— begin Data for this task —

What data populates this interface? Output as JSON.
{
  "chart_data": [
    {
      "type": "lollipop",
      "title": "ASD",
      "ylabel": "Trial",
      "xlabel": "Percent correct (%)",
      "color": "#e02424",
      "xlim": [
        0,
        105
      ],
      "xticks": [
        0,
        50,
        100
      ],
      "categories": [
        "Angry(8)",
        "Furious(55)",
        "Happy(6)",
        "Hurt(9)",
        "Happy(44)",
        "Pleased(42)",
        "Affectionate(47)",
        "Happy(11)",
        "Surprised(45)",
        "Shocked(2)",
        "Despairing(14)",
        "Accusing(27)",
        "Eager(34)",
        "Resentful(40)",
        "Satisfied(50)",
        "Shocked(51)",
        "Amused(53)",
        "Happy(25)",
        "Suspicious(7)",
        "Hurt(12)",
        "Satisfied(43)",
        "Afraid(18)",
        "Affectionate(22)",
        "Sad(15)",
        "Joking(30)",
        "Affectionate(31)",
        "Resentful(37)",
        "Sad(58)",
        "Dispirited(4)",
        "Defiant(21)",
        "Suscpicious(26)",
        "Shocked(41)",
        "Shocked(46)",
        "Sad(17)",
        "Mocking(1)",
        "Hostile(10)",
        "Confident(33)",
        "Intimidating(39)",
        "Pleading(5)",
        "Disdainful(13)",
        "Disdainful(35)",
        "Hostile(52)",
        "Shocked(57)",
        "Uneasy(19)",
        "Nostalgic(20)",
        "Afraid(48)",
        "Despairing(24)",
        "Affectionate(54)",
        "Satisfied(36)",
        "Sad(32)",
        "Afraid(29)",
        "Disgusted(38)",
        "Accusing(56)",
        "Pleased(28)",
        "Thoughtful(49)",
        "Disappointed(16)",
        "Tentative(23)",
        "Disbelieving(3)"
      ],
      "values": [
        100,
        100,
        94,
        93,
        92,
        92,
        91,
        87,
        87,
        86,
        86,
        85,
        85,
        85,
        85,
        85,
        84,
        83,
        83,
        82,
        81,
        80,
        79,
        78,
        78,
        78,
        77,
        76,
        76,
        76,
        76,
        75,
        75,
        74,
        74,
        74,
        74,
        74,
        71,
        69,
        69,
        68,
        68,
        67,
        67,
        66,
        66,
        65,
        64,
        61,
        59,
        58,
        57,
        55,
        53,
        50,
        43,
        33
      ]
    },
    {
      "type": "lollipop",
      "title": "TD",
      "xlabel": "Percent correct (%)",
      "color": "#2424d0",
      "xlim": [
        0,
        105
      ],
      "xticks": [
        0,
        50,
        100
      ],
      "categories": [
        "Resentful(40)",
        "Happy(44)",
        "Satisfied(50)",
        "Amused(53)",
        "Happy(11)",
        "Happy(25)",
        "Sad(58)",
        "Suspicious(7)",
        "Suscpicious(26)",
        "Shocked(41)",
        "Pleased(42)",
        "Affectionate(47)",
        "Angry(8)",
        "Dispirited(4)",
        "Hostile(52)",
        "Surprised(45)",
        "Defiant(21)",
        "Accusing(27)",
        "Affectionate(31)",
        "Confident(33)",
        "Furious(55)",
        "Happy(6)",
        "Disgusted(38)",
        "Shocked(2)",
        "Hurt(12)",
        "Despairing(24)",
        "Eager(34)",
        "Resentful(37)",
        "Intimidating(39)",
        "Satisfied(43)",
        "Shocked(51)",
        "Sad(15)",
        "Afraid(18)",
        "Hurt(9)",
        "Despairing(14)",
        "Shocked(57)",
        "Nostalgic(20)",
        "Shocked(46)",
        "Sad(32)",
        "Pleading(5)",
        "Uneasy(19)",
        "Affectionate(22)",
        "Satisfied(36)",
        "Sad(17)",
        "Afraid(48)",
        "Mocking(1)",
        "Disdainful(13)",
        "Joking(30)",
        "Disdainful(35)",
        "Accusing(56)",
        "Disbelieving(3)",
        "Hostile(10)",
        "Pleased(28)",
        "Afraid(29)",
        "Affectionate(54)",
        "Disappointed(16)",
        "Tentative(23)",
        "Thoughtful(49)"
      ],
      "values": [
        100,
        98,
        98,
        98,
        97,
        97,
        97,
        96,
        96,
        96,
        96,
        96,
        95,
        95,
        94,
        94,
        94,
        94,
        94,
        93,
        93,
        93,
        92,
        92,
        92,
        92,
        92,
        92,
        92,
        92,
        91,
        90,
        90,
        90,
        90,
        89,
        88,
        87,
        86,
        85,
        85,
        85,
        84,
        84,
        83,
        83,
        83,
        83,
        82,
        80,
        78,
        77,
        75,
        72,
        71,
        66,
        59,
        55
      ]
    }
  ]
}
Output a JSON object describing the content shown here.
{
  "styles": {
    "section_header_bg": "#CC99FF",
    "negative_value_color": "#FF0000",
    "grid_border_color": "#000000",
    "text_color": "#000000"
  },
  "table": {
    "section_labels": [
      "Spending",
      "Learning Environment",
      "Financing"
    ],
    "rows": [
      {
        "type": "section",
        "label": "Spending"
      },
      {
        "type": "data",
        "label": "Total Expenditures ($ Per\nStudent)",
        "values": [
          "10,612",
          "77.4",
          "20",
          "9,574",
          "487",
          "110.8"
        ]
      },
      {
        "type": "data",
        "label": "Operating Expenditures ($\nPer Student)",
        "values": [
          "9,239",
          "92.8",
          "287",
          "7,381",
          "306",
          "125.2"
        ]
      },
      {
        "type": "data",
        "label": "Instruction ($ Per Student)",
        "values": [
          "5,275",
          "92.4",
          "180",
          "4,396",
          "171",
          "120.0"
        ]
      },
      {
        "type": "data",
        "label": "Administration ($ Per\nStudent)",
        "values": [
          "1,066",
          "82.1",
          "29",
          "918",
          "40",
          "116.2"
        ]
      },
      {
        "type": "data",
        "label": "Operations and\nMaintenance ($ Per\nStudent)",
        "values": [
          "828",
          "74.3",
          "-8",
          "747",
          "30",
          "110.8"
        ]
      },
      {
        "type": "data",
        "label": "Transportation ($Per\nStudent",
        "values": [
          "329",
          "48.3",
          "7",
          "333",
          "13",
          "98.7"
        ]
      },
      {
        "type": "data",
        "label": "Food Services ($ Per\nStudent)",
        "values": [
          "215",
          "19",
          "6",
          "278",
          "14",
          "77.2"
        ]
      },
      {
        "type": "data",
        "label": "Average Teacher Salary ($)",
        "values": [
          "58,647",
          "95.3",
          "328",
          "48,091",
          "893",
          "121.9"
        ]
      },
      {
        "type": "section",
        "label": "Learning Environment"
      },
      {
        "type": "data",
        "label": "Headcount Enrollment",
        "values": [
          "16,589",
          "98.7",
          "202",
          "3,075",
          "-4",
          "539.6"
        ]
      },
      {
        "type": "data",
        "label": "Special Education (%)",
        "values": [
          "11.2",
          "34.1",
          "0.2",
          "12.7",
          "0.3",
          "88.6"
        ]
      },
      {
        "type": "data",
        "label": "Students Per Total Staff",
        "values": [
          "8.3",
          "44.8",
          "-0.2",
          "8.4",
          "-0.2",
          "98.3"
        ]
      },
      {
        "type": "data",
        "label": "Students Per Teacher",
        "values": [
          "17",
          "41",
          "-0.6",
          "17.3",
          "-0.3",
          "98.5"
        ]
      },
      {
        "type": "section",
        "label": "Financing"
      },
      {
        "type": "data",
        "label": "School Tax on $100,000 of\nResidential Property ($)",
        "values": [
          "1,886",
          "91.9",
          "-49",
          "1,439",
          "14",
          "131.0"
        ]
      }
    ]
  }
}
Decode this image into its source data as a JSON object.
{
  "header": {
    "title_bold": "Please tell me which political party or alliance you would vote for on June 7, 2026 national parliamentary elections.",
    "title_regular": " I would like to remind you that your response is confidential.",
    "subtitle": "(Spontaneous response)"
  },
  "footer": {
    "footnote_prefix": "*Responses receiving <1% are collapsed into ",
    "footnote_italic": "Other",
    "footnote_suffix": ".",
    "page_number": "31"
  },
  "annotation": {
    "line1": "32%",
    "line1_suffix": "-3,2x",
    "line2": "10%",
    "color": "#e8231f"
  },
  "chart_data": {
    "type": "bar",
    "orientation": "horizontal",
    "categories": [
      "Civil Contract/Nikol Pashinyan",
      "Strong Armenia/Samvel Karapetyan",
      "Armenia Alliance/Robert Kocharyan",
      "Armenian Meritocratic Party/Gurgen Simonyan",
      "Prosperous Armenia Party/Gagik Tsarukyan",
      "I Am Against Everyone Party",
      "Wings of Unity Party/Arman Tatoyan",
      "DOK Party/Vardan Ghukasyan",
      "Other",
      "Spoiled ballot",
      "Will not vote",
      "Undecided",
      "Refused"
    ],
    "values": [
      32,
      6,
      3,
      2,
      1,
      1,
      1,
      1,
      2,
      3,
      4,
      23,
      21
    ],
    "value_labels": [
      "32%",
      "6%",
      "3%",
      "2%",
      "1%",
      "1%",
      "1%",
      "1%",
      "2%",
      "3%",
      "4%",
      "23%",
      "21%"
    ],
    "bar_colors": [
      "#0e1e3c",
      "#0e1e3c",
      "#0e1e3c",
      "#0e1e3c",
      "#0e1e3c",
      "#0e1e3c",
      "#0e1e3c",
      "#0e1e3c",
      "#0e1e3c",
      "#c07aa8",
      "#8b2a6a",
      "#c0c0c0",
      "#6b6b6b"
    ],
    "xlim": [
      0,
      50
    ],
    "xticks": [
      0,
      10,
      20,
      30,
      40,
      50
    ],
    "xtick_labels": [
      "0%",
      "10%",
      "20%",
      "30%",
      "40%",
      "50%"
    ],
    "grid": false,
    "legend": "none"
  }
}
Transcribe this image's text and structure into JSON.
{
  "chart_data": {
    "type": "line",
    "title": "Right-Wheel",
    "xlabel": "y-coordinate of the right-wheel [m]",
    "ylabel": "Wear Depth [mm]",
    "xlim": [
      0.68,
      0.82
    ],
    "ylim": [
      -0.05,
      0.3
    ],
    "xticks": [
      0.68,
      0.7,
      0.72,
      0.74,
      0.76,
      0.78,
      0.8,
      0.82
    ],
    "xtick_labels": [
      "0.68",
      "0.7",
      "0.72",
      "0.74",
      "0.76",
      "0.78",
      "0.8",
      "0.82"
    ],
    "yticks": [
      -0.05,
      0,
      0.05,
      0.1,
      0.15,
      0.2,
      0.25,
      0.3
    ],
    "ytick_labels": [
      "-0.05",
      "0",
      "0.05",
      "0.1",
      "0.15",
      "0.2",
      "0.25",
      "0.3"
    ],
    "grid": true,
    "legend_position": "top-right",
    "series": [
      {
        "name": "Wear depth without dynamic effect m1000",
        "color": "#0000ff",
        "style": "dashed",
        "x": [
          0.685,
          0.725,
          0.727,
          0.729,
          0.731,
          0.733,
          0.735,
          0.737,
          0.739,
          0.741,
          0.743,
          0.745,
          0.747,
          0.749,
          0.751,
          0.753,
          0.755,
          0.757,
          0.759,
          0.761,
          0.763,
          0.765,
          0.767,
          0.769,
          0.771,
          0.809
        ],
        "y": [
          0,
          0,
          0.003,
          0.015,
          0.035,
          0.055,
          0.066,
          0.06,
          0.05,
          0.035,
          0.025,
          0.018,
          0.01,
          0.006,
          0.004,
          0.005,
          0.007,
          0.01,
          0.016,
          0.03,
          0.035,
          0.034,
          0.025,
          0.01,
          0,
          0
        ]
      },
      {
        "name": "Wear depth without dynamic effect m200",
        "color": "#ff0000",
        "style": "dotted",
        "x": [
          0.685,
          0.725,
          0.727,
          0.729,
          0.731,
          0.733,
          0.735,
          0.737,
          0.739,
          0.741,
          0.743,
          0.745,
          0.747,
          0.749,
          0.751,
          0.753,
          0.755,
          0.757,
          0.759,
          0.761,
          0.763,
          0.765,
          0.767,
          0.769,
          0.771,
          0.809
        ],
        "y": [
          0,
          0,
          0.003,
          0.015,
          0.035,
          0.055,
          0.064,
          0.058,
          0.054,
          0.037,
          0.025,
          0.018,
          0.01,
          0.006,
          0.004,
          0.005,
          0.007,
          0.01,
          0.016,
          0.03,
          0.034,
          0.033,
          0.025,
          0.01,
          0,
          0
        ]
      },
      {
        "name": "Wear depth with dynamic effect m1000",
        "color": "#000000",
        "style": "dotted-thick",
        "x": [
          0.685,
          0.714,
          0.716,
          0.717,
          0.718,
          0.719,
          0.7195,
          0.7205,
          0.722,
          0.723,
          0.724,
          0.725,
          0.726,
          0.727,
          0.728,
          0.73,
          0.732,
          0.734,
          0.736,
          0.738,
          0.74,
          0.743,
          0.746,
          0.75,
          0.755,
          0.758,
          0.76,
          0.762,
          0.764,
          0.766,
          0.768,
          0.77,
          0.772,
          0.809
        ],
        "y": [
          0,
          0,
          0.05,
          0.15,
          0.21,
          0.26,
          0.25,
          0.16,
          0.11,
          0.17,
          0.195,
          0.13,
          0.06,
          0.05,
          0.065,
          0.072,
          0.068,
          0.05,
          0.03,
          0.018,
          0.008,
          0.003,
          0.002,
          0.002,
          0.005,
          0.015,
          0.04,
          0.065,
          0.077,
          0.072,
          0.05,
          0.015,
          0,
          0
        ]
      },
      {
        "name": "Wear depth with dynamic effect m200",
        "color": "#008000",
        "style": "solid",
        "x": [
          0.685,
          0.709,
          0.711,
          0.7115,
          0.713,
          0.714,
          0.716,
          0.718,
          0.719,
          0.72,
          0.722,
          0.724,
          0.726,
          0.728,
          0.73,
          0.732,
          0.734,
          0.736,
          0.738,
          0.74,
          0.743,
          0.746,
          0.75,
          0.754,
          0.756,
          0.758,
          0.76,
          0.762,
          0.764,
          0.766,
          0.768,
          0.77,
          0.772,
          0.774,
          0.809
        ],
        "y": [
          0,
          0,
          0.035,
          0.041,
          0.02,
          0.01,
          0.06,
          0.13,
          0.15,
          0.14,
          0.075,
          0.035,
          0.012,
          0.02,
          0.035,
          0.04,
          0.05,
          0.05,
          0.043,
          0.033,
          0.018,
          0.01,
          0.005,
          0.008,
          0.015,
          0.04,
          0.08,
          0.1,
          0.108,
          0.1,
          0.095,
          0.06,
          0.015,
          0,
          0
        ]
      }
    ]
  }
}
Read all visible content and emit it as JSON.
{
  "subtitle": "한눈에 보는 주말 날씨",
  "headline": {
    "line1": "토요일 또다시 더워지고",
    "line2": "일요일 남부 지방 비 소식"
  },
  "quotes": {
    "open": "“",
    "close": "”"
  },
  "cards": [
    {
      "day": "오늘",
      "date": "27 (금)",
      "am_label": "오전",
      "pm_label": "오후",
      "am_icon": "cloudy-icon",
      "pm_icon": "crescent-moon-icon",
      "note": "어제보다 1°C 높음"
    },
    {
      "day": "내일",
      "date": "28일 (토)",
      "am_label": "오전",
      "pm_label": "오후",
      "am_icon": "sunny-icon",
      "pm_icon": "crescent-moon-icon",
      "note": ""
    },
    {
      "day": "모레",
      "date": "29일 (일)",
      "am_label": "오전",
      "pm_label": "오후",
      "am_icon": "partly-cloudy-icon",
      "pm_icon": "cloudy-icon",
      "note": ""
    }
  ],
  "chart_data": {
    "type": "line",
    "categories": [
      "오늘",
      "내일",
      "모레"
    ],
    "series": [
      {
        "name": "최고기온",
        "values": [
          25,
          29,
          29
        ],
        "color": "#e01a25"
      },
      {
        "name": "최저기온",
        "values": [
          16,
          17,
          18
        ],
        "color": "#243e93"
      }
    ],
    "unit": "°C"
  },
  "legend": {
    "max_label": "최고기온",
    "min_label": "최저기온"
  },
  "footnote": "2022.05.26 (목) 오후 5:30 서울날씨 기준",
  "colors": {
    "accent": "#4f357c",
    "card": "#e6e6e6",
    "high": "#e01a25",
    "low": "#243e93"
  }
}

— end Data for this task —

Task to complete:
Find the lines above holding the word "Total" and show them.

Result below:
        "label": "Total Expenditures ($ Per\nStudent)",
        "label": "Students Per Total Staff",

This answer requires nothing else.